Exercise description => Locate each line of the material that contains "Recorded", then return it.

Available records =>
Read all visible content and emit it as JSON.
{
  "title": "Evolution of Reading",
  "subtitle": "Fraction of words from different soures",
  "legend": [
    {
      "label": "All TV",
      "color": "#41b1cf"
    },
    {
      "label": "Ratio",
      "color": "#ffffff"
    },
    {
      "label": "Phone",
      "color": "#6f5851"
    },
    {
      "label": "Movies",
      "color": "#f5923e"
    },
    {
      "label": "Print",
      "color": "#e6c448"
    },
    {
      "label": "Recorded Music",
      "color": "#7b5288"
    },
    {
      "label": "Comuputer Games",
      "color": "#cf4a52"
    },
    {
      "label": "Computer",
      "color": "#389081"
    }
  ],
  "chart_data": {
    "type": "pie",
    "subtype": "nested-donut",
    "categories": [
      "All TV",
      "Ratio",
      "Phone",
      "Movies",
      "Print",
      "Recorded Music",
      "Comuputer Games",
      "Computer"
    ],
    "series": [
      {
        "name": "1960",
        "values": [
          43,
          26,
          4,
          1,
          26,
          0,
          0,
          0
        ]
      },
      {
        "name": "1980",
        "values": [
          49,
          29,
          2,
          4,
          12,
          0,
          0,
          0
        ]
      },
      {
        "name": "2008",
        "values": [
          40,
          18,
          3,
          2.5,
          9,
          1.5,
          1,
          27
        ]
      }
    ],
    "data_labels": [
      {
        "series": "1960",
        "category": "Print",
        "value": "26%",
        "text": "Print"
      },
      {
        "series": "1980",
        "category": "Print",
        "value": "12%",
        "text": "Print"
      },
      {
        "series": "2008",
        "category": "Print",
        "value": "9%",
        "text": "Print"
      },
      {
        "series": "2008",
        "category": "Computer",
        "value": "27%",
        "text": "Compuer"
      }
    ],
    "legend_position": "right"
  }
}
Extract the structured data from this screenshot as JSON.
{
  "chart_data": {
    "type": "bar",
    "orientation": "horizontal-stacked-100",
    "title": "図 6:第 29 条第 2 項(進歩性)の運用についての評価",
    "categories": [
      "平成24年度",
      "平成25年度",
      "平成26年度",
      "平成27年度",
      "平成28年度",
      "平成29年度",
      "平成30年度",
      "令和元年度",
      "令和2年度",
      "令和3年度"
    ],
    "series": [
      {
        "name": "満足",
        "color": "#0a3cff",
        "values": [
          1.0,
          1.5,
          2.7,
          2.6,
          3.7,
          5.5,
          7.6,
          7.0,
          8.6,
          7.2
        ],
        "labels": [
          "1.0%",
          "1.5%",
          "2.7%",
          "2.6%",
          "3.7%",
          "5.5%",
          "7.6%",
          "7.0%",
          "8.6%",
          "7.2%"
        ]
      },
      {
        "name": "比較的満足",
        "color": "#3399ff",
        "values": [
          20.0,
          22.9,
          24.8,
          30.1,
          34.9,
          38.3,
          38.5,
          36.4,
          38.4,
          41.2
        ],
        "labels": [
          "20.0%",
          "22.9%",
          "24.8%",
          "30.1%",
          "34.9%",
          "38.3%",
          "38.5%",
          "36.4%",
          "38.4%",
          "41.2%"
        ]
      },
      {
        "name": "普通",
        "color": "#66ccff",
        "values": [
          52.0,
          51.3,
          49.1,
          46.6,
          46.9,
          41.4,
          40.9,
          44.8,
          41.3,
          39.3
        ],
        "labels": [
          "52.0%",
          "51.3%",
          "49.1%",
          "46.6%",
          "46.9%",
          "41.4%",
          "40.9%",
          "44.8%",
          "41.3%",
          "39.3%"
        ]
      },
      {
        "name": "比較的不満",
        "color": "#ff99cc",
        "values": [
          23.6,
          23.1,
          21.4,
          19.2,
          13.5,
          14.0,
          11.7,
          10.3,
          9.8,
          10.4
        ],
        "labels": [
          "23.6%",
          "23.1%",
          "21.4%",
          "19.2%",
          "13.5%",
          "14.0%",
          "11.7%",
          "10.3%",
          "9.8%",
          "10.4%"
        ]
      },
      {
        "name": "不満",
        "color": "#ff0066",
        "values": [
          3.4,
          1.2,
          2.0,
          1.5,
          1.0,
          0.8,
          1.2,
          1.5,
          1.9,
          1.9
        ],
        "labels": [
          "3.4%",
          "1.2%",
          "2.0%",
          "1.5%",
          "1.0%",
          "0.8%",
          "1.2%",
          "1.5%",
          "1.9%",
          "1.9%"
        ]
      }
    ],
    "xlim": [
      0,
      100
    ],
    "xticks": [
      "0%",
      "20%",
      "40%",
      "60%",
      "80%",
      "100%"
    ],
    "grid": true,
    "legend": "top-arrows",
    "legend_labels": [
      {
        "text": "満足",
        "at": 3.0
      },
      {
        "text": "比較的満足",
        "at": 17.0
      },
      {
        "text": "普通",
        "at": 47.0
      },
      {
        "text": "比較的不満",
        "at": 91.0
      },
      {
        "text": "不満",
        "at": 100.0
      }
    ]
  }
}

Exercise output =>
      "label": "Recorded Music",
      "Recorded Music",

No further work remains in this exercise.